## WRITTEN INSTRUCTION
Provide an exact transcription of all the records.

----

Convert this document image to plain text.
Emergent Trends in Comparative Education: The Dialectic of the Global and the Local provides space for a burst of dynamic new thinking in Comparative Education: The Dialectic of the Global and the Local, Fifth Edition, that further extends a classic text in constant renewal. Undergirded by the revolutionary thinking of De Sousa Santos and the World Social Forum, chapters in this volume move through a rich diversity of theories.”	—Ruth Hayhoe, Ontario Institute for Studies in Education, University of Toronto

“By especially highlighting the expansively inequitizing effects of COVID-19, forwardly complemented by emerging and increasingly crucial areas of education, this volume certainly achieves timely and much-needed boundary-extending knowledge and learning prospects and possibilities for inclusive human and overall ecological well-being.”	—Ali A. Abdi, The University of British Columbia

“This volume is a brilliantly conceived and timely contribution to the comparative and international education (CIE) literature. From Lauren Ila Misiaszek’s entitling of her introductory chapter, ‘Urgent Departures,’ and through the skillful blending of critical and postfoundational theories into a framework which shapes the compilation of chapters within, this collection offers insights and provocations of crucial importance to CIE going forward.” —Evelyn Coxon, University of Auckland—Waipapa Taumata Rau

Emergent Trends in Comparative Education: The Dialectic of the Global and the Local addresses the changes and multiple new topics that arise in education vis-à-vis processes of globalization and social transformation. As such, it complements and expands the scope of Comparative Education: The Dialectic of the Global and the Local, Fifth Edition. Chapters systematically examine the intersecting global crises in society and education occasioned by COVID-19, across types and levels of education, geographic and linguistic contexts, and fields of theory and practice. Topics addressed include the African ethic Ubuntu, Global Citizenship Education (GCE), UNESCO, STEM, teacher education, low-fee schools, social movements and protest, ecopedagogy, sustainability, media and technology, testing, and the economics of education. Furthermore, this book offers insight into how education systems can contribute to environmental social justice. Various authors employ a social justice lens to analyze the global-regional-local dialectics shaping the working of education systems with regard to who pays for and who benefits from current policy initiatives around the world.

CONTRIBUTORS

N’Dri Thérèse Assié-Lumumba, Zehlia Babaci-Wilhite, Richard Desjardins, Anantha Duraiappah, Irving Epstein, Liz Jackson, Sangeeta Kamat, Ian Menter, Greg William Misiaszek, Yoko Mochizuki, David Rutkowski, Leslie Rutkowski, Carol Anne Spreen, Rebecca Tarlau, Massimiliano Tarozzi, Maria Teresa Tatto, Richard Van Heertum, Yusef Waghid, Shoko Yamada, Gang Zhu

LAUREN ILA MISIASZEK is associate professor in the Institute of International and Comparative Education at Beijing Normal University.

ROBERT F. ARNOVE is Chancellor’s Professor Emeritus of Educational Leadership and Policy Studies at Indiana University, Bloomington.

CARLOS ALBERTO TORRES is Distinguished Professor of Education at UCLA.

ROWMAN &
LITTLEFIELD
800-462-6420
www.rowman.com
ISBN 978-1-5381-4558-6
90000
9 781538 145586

----

## EXERCISE ANSWER
Convert this document image to plain text.
Emergent Trends in Comparative Education: The Dialectic of the Global and the Local provides space for a burst of dynamic new thinking in Comparative Education: The Dialectic of the Global and the Local, Fifth Edition, that further extends a classic text in constant renewal. Undergirded by the revolutionary thinking of De Sousa Santos and the World Social Forum, chapters in this volume move through a rich diversity of theories.”	—Ruth Hayhoe, Ontario Institute for Studies in Education, University of Toronto

“By especially highlighting the expansively inequitizing effects of COVID-19, forwardly complemented by emerging and increasingly crucial areas of education, this volume certainly achieves timely and much-needed boundary-extending knowledge and learning prospects and possibilities for inclusive human and overall ecological well-being.”	—Ali A. Abdi, The University of British Columbia

“This volume is a brilliantly conceived and timely contribution to the comparative and international education (CIE) literature. From Lauren Ila Misiaszek’s entitling of her introductory chapter, ‘Urgent Departures,’ and through the skillful blending of critical and postfoundational theories into a framework which shapes the compilation of chapters within, this collection offers insights and provocations of crucial importance to CIE going forward.” —Evelyn Coxon, University of Auckland—Waipapa Taumata Rau

Emergent Trends in Comparative Education: The Dialectic of the Global and the Local addresses the changes and multiple new topics that arise in education vis-à-vis processes of globalization and social transformation. As such, it complements and expands the scope of Comparative Education: The Dialectic of the Global and the Local, Fifth Edition. Chapters systematically examine the intersecting global crises in society and education occasioned by COVID-19, across types and levels of education, geographic and linguistic contexts, and fields of theory and practice. Topics addressed include the African ethic Ubuntu, Global Citizenship Education (GCE), UNESCO, STEM, teacher education, low-fee schools, social movements and protest, ecopedagogy, sustainability, media and technology, testing, and the economics of education. Furthermore, this book offers insight into how education systems can contribute to environmental social justice. Various authors employ a social justice lens to analyze the global-regional-local dialectics shaping the working of education systems with regard to who pays for and who benefits from current policy initiatives around the world.

CONTRIBUTORS

N’Dri Thérèse Assié-Lumumba, Zehlia Babaci-Wilhite, Richard Desjardins, Anantha Duraiappah, Irving Epstein, Liz Jackson, Sangeeta Kamat, Ian Menter, Greg William Misiaszek, Yoko Mochizuki, David Rutkowski, Leslie Rutkowski, Carol Anne Spreen, Rebecca Tarlau, Massimiliano Tarozzi, Maria Teresa Tatto, Richard Van Heertum, Yusef Waghid, Shoko Yamada, Gang Zhu

LAUREN ILA MISIASZEK is associate professor in the Institute of International and Comparative Education at Beijing Normal University.

ROBERT F. ARNOVE is Chancellor’s Professor Emeritus of Educational Leadership and Policy Studies at Indiana University, Bloomington.

CARLOS ALBERTO TORRES is Distinguished Professor of Education at UCLA.

ROWMAN &
LITTLEFIELD
800-462-6420
www.rowman.com
ISBN 978-1-5381-4558-6
90000
9 781538 145586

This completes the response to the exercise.